# [INSTRUCTIONS TO FOLLOW]
Quote the data below in full, please, without altering anything.

Extracts from a graphics dataset
^^^^
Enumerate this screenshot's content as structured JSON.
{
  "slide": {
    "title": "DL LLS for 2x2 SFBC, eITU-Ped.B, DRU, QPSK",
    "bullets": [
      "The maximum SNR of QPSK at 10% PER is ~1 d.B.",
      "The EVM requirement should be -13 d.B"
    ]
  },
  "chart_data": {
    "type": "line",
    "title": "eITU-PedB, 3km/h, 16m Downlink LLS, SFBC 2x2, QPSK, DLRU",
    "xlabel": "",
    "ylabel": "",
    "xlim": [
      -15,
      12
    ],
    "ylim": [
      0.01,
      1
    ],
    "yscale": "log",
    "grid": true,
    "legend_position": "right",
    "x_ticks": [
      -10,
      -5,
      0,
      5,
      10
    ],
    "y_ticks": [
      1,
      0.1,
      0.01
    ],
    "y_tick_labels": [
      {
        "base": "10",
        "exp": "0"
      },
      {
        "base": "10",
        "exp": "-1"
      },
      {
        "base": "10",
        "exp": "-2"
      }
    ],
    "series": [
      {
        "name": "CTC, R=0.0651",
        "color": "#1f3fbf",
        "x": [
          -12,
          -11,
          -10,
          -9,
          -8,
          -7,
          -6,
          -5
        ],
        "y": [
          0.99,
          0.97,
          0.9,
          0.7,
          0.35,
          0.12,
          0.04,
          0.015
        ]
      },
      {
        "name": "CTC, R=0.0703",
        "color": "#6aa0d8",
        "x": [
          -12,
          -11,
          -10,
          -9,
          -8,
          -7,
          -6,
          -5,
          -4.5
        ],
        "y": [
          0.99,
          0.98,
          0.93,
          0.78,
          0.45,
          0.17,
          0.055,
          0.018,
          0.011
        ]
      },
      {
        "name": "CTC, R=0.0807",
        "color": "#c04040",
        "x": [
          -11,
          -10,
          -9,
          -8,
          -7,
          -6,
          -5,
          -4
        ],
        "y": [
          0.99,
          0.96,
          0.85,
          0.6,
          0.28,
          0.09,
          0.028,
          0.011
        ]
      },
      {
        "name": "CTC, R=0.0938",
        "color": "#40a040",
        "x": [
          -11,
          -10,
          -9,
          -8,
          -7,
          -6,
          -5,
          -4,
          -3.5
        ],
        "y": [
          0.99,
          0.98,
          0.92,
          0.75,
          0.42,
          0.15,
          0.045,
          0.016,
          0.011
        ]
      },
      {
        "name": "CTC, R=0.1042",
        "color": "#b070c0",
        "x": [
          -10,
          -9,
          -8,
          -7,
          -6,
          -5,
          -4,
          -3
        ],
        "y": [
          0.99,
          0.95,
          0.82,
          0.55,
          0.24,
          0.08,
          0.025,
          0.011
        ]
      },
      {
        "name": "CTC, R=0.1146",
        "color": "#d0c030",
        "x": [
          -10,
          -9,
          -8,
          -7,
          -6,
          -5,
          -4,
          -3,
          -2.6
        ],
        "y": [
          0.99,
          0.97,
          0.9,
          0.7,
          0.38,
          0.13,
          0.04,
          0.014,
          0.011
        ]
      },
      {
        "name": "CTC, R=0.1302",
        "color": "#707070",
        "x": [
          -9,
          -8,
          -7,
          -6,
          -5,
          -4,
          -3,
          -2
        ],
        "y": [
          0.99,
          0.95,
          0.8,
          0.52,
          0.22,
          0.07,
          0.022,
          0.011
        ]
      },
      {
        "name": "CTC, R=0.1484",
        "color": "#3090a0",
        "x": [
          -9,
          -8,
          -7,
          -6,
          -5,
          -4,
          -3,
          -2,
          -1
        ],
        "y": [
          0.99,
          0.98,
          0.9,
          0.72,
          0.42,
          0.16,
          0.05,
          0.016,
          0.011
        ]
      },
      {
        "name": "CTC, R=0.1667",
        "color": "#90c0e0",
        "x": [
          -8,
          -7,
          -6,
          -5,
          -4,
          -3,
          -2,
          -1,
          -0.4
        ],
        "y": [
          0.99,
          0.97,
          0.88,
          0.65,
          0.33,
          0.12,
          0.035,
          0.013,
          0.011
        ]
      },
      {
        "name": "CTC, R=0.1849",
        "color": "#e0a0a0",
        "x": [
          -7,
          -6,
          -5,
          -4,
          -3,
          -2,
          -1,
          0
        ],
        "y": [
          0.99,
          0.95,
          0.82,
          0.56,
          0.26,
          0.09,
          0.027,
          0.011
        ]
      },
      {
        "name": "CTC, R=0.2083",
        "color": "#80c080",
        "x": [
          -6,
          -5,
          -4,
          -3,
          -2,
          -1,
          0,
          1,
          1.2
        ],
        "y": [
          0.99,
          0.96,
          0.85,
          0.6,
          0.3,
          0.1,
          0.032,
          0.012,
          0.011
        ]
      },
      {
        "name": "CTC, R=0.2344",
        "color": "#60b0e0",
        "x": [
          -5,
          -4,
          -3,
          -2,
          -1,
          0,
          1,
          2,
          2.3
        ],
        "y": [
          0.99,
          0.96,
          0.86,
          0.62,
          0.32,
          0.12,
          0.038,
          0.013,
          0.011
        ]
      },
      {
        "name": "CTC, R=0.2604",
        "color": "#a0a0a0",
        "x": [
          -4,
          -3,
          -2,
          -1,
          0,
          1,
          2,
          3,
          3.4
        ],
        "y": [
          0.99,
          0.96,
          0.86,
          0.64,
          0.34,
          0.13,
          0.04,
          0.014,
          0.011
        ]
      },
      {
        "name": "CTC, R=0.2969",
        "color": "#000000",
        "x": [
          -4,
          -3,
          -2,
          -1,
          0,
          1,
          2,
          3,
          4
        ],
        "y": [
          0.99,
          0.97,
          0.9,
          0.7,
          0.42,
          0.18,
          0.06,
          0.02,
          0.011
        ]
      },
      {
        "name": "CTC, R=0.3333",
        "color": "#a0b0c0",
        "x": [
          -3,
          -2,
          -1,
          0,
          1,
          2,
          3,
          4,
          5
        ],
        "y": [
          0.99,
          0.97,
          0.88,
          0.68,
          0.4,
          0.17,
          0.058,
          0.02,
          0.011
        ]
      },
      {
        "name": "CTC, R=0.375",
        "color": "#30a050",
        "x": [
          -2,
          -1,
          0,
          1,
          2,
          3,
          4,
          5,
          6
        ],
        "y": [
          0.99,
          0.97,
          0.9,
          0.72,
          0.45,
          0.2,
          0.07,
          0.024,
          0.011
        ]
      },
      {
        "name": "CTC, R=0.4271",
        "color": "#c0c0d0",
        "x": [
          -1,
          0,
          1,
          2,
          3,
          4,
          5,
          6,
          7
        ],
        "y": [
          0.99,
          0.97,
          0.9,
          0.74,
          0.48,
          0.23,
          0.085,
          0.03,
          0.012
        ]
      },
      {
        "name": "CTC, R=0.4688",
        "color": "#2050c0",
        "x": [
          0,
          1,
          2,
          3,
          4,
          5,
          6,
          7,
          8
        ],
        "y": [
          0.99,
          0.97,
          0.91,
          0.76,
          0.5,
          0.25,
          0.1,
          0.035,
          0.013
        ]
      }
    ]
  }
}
^^^^
# [WORKED ANSWER]
Enumerate this screenshot's content as structured JSON.
{
  "slide": {
    "title": "DL LLS for 2x2 SFBC, eITU-Ped.B, DRU, QPSK",
    "bullets": [
      "The maximum SNR of QPSK at 10% PER is ~1 d.B.",
      "The EVM requirement should be -13 d.B"
    ]
  },
  "chart_data": {
    "type": "line",
    "title": "eITU-PedB, 3km/h, 16m Downlink LLS, SFBC 2x2, QPSK, DLRU",
    "xlabel": "",
    "ylabel": "",
    "xlim": [
      -15,
      12
    ],
    "ylim": [
      0.01,
      1
    ],
    "yscale": "log",
    "grid": true,
    "legend_position": "right",
    "x_ticks": [
      -10,
      -5,
      0,
      5,
      10
    ],
    "y_ticks": [
      1,
      0.1,
      0.01
    ],
    "y_tick_labels": [
      {
        "base": "10",
        "exp": "0"
      },
      {
        "base": "10",
        "exp": "-1"
      },
      {
        "base": "10",
        "exp": "-2"
      }
    ],
    "series": [
      {
        "name": "CTC, R=0.0651",
        "color": "#1f3fbf",
        "x": [
          -12,
          -11,
          -10,
          -9,
          -8,
          -7,
          -6,
          -5
        ],
        "y": [
          0.99,
          0.97,
          0.9,
          0.7,
          0.35,
          0.12,
          0.04,
          0.015
        ]
      },
      {
        "name": "CTC, R=0.0703",
        "color": "#6aa0d8",
        "x": [
          -12,
          -11,
          -10,
          -9,
          -8,
          -7,
          -6,
          -5,
          -4.5
        ],
        "y": [
          0.99,
          0.98,
          0.93,
          0.78,
          0.45,
          0.17,
          0.055,
          0.018,
          0.011
        ]
      },
      {
        "name": "CTC, R=0.0807",
        "color": "#c04040",
        "x": [
          -11,
          -10,
          -9,
          -8,
          -7,
          -6,
          -5,
          -4
        ],
        "y": [
          0.99,
          0.96,
          0.85,
          0.6,
          0.28,
          0.09,
          0.028,
          0.011
        ]
      },
      {
        "name": "CTC, R=0.0938",
        "color": "#40a040",
        "x": [
          -11,
          -10,
          -9,
          -8,
          -7,
          -6,
          -5,
          -4,
          -3.5
        ],
        "y": [
          0.99,
          0.98,
          0.92,
          0.75,
          0.42,
          0.15,
          0.045,
          0.016,
          0.011
        ]
      },
      {
        "name": "CTC, R=0.1042",
        "color": "#b070c0",
        "x": [
          -10,
          -9,
          -8,
          -7,
          -6,
          -5,
          -4,
          -3
        ],
        "y": [
          0.99,
          0.95,
          0.82,
          0.55,
          0.24,
          0.08,
          0.025,
          0.011
        ]
      },
      {
        "name": "CTC, R=0.1146",
        "color": "#d0c030",
        "x": [
          -10,
          -9,
          -8,
          -7,
          -6,
          -5,
          -4,
          -3,
          -2.6
        ],
        "y": [
          0.99,
          0.97,
          0.9,
          0.7,
          0.38,
          0.13,
          0.04,
          0.014,
          0.011
        ]
      },
      {
        "name": "CTC, R=0.1302",
        "color": "#707070",
        "x": [
          -9,
          -8,
          -7,
          -6,
          -5,
          -4,
          -3,
          -2
        ],
        "y": [
          0.99,
          0.95,
          0.8,
          0.52,
          0.22,
          0.07,
          0.022,
          0.011
        ]
      },
      {
        "name": "CTC, R=0.1484",
        "color": "#3090a0",
        "x": [
          -9,
          -8,
          -7,
          -6,
          -5,
          -4,
          -3,
          -2,
          -1
        ],
        "y": [
          0.99,
          0.98,
          0.9,
          0.72,
          0.42,
          0.16,
          0.05,
          0.016,
          0.011
        ]
      },
      {
        "name": "CTC, R=0.1667",
        "color": "#90c0e0",
        "x": [
          -8,
          -7,
          -6,
          -5,
          -4,
          -3,
          -2,
          -1,
          -0.4
        ],
        "y": [
          0.99,
          0.97,
          0.88,
          0.65,
          0.33,
          0.12,
          0.035,
          0.013,
          0.011
        ]
      },
      {
        "name": "CTC, R=0.1849",
        "color": "#e0a0a0",
        "x": [
          -7,
          -6,
          -5,
          -4,
          -3,
          -2,
          -1,
          0
        ],
        "y": [
          0.99,
          0.95,
          0.82,
          0.56,
          0.26,
          0.09,
          0.027,
          0.011
        ]
      },
      {
        "name": "CTC, R=0.2083",
        "color": "#80c080",
        "x": [
          -6,
          -5,
          -4,
          -3,
          -2,
          -1,
          0,
          1,
          1.2
        ],
        "y": [
          0.99,
          0.96,
          0.85,
          0.6,
          0.3,
          0.1,
          0.032,
          0.012,
          0.011
        ]
      },
      {
        "name": "CTC, R=0.2344",
        "color": "#60b0e0",
        "x": [
          -5,
          -4,
          -3,
          -2,
          -1,
          0,
          1,
          2,
          2.3
        ],
        "y": [
          0.99,
          0.96,
          0.86,
          0.62,
          0.32,
          0.12,
          0.038,
          0.013,
          0.011
        ]
      },
      {
        "name": "CTC, R=0.2604",
        "color": "#a0a0a0",
        "x": [
          -4,
          -3,
          -2,
          -1,
          0,
          1,
          2,
          3,
          3.4
        ],
        "y": [
          0.99,
          0.96,
          0.86,
          0.64,
          0.34,
          0.13,
          0.04,
          0.014,
          0.011
        ]
      },
      {
        "name": "CTC, R=0.2969",
        "color": "#000000",
        "x": [
          -4,
          -3,
          -2,
          -1,
          0,
          1,
          2,
          3,
          4
        ],
        "y": [
          0.99,
          0.97,
          0.9,
          0.7,
          0.42,
          0.18,
          0.06,
          0.02,
          0.011
        ]
      },
      {
        "name": "CTC, R=0.3333",
        "color": "#a0b0c0",
        "x": [
          -3,
          -2,
          -1,
          0,
          1,
          2,
          3,
          4,
          5
        ],
        "y": [
          0.99,
          0.97,
          0.88,
          0.68,
          0.4,
          0.17,
          0.058,
          0.02,
          0.011
        ]
      },
      {
        "name": "CTC, R=0.375",
        "color": "#30a050",
        "x": [
          -2,
          -1,
          0,
          1,
          2,
          3,
          4,
          5,
          6
        ],
        "y": [
          0.99,
          0.97,
          0.9,
          0.72,
          0.45,
          0.2,
          0.07,
          0.024,
          0.011
        ]
      },
      {
        "name": "CTC, R=0.4271",
        "color": "#c0c0d0",
        "x": [
          -1,
          0,
          1,
          2,
          3,
          4,
          5,
          6,
          7
        ],
        "y": [
          0.99,
          0.97,
          0.9,
          0.74,
          0.48,
          0.23,
          0.085,
          0.03,
          0.012
        ]
      },
      {
        "name": "CTC, R=0.4688",
        "color": "#2050c0",
        "x": [
          0,
          1,
          2,
          3,
          4,
          5,
          6,
          7,
          8
        ],
        "y": [
          0.99,
          0.97,
          0.91,
          0.76,
          0.5,
          0.25,
          0.1,
          0.035,
          0.013
        ]
      }
    ]
  }
}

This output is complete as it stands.